## Exercise requirements
Repeat each entry as written and leave the images out of the copy.

## Supplied records
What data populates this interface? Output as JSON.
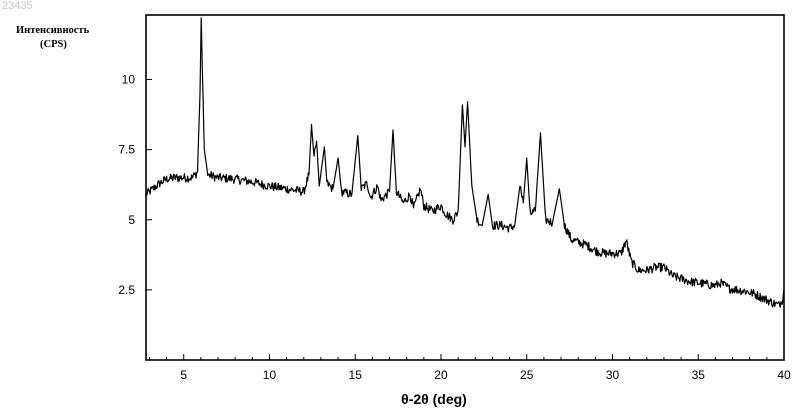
{
  "page_id": "23435",
  "chart_data": {
    "type": "line",
    "ylabel": [
      "Интенсивность",
      "(CPS)"
    ],
    "xlabel": "θ-2θ (deg)",
    "xlim": [
      2.8,
      40
    ],
    "ylim": [
      0,
      12.3
    ],
    "xticks": [
      5,
      10,
      15,
      20,
      25,
      30,
      35,
      40
    ],
    "yticks": [
      2.5,
      5,
      7.5,
      10
    ],
    "ytick_labels": [
      "2.5",
      "5",
      "7.5",
      "10"
    ],
    "xtick_labels": [
      "5",
      "10",
      "15",
      "20",
      "25",
      "30",
      "35",
      "40"
    ],
    "grid": false,
    "series": [
      {
        "values": [
          [
            2.8,
            5.9
          ],
          [
            3.2,
            6.1
          ],
          [
            3.6,
            6.3
          ],
          [
            4.0,
            6.45
          ],
          [
            4.5,
            6.5
          ],
          [
            5.0,
            6.5
          ],
          [
            5.5,
            6.5
          ],
          [
            5.8,
            6.7
          ],
          [
            5.95,
            9.5
          ],
          [
            6.02,
            12.2
          ],
          [
            6.1,
            10.0
          ],
          [
            6.2,
            7.5
          ],
          [
            6.4,
            6.6
          ],
          [
            7.0,
            6.5
          ],
          [
            8.0,
            6.45
          ],
          [
            9.0,
            6.35
          ],
          [
            10.0,
            6.2
          ],
          [
            11.0,
            6.1
          ],
          [
            12.0,
            6.0
          ],
          [
            12.3,
            6.6
          ],
          [
            12.45,
            8.4
          ],
          [
            12.6,
            7.2
          ],
          [
            12.75,
            7.8
          ],
          [
            12.9,
            6.2
          ],
          [
            13.2,
            7.6
          ],
          [
            13.35,
            6.3
          ],
          [
            13.7,
            6.1
          ],
          [
            14.0,
            7.2
          ],
          [
            14.2,
            6.0
          ],
          [
            14.8,
            5.9
          ],
          [
            15.15,
            8.0
          ],
          [
            15.35,
            6.1
          ],
          [
            15.7,
            6.3
          ],
          [
            15.9,
            5.8
          ],
          [
            16.3,
            6.2
          ],
          [
            16.5,
            5.7
          ],
          [
            17.0,
            6.0
          ],
          [
            17.2,
            8.2
          ],
          [
            17.4,
            6.0
          ],
          [
            17.8,
            5.6
          ],
          [
            18.2,
            5.9
          ],
          [
            18.4,
            5.4
          ],
          [
            18.8,
            6.1
          ],
          [
            19.0,
            5.5
          ],
          [
            19.5,
            5.3
          ],
          [
            20.0,
            5.5
          ],
          [
            20.3,
            5.2
          ],
          [
            20.7,
            5.0
          ],
          [
            21.0,
            5.3
          ],
          [
            21.25,
            9.1
          ],
          [
            21.4,
            7.6
          ],
          [
            21.55,
            9.2
          ],
          [
            21.8,
            6.2
          ],
          [
            22.1,
            5.0
          ],
          [
            22.4,
            4.8
          ],
          [
            22.75,
            5.9
          ],
          [
            23.0,
            4.8
          ],
          [
            23.5,
            4.8
          ],
          [
            24.0,
            4.7
          ],
          [
            24.3,
            4.8
          ],
          [
            24.6,
            6.2
          ],
          [
            24.8,
            5.6
          ],
          [
            25.0,
            7.2
          ],
          [
            25.2,
            5.2
          ],
          [
            25.5,
            5.3
          ],
          [
            25.8,
            8.1
          ],
          [
            26.1,
            5.0
          ],
          [
            26.5,
            4.9
          ],
          [
            26.9,
            6.1
          ],
          [
            27.2,
            4.8
          ],
          [
            27.6,
            4.3
          ],
          [
            28.0,
            4.2
          ],
          [
            28.5,
            4.1
          ],
          [
            29.0,
            3.9
          ],
          [
            29.5,
            3.8
          ],
          [
            30.0,
            3.8
          ],
          [
            30.5,
            3.8
          ],
          [
            30.8,
            4.25
          ],
          [
            31.1,
            3.5
          ],
          [
            31.5,
            3.2
          ],
          [
            32.0,
            3.2
          ],
          [
            32.5,
            3.3
          ],
          [
            33.0,
            3.3
          ],
          [
            33.5,
            3.0
          ],
          [
            34.0,
            2.9
          ],
          [
            34.5,
            2.8
          ],
          [
            35.0,
            2.75
          ],
          [
            35.5,
            2.7
          ],
          [
            36.0,
            2.65
          ],
          [
            36.3,
            2.75
          ],
          [
            36.8,
            2.55
          ],
          [
            37.3,
            2.5
          ],
          [
            37.8,
            2.45
          ],
          [
            38.3,
            2.35
          ],
          [
            38.8,
            2.2
          ],
          [
            39.3,
            2.05
          ],
          [
            39.7,
            1.95
          ],
          [
            39.9,
            2.15
          ],
          [
            40.0,
            2.5
          ]
        ]
      }
    ]
  }
}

## Solution to the exercise
What data populates this interface? Output as JSON.
{
  "page_id": "23435",
  "chart_data": {
    "type": "line",
    "ylabel": [
      "Интенсивность",
      "(CPS)"
    ],
    "xlabel": "θ-2θ (deg)",
    "xlim": [
      2.8,
      40
    ],
    "ylim": [
      0,
      12.3
    ],
    "xticks": [
      5,
      10,
      15,
      20,
      25,
      30,
      35,
      40
    ],
    "yticks": [
      2.5,
      5,
      7.5,
      10
    ],
    "ytick_labels": [
      "2.5",
      "5",
      "7.5",
      "10"
    ],
    "xtick_labels": [
      "5",
      "10",
      "15",
      "20",
      "25",
      "30",
      "35",
      "40"
    ],
    "grid": false,
    "series": [
      {
        "values": [
          [
            2.8,
            5.9
          ],
          [
            3.2,
            6.1
          ],
          [
            3.6,
            6.3
          ],
          [
            4.0,
            6.45
          ],
          [
            4.5,
            6.5
          ],
          [
            5.0,
            6.5
          ],
          [
            5.5,
            6.5
          ],
          [
            5.8,
            6.7
          ],
          [
            5.95,
            9.5
          ],
          [
            6.02,
            12.2
          ],
          [
            6.1,
            10.0
          ],
          [
            6.2,
            7.5
          ],
          [
            6.4,
            6.6
          ],
          [
            7.0,
            6.5
          ],
          [
            8.0,
            6.45
          ],
          [
            9.0,
            6.35
          ],
          [
            10.0,
            6.2
          ],
          [
            11.0,
            6.1
          ],
          [
            12.0,
            6.0
          ],
          [
            12.3,
            6.6
          ],
          [
            12.45,
            8.4
          ],
          [
            12.6,
            7.2
          ],
          [
            12.75,
            7.8
          ],
          [
            12.9,
            6.2
          ],
          [
            13.2,
            7.6
          ],
          [
            13.35,
            6.3
          ],
          [
            13.7,
            6.1
          ],
          [
            14.0,
            7.2
          ],
          [
            14.2,
            6.0
          ],
          [
            14.8,
            5.9
          ],
          [
            15.15,
            8.0
          ],
          [
            15.35,
            6.1
          ],
          [
            15.7,
            6.3
          ],
          [
            15.9,
            5.8
          ],
          [
            16.3,
            6.2
          ],
          [
            16.5,
            5.7
          ],
          [
            17.0,
            6.0
          ],
          [
            17.2,
            8.2
          ],
          [
            17.4,
            6.0
          ],
          [
            17.8,
            5.6
          ],
          [
            18.2,
            5.9
          ],
          [
            18.4,
            5.4
          ],
          [
            18.8,
            6.1
          ],
          [
            19.0,
            5.5
          ],
          [
            19.5,
            5.3
          ],
          [
            20.0,
            5.5
          ],
          [
            20.3,
            5.2
          ],
          [
            20.7,
            5.0
          ],
          [
            21.0,
            5.3
          ],
          [
            21.25,
            9.1
          ],
          [
            21.4,
            7.6
          ],
          [
            21.55,
            9.2
          ],
          [
            21.8,
            6.2
          ],
          [
            22.1,
            5.0
          ],
          [
            22.4,
            4.8
          ],
          [
            22.75,
            5.9
          ],
          [
            23.0,
            4.8
          ],
          [
            23.5,
            4.8
          ],
          [
            24.0,
            4.7
          ],
          [
            24.3,
            4.8
          ],
          [
            24.6,
            6.2
          ],
          [
            24.8,
            5.6
          ],
          [
            25.0,
            7.2
          ],
          [
            25.2,
            5.2
          ],
          [
            25.5,
            5.3
          ],
          [
            25.8,
            8.1
          ],
          [
            26.1,
            5.0
          ],
          [
            26.5,
            4.9
          ],
          [
            26.9,
            6.1
          ],
          [
            27.2,
            4.8
          ],
          [
            27.6,
            4.3
          ],
          [
            28.0,
            4.2
          ],
          [
            28.5,
            4.1
          ],
          [
            29.0,
            3.9
          ],
          [
            29.5,
            3.8
          ],
          [
            30.0,
            3.8
          ],
          [
            30.5,
            3.8
          ],
          [
            30.8,
            4.25
          ],
          [
            31.1,
            3.5
          ],
          [
            31.5,
            3.2
          ],
          [
            32.0,
            3.2
          ],
          [
            32.5,
            3.3
          ],
          [
            33.0,
            3.3
          ],
          [
            33.5,
            3.0
          ],
          [
            34.0,
            2.9
          ],
          [
            34.5,
            2.8
          ],
          [
            35.0,
            2.75
          ],
          [
            35.5,
            2.7
          ],
          [
            36.0,
            2.65
          ],
          [
            36.3,
            2.75
          ],
          [
            36.8,
            2.55
          ],
          [
            37.3,
            2.5
          ],
          [
            37.8,
            2.45
          ],
          [
            38.3,
            2.35
          ],
          [
            38.8,
            2.2
          ],
          [
            39.3,
            2.05
          ],
          [
            39.7,
            1.95
          ],
          [
            39.9,
            2.15
          ],
          [
            40.0,
            2.5
          ]
        ]
      }
    ]
  }
}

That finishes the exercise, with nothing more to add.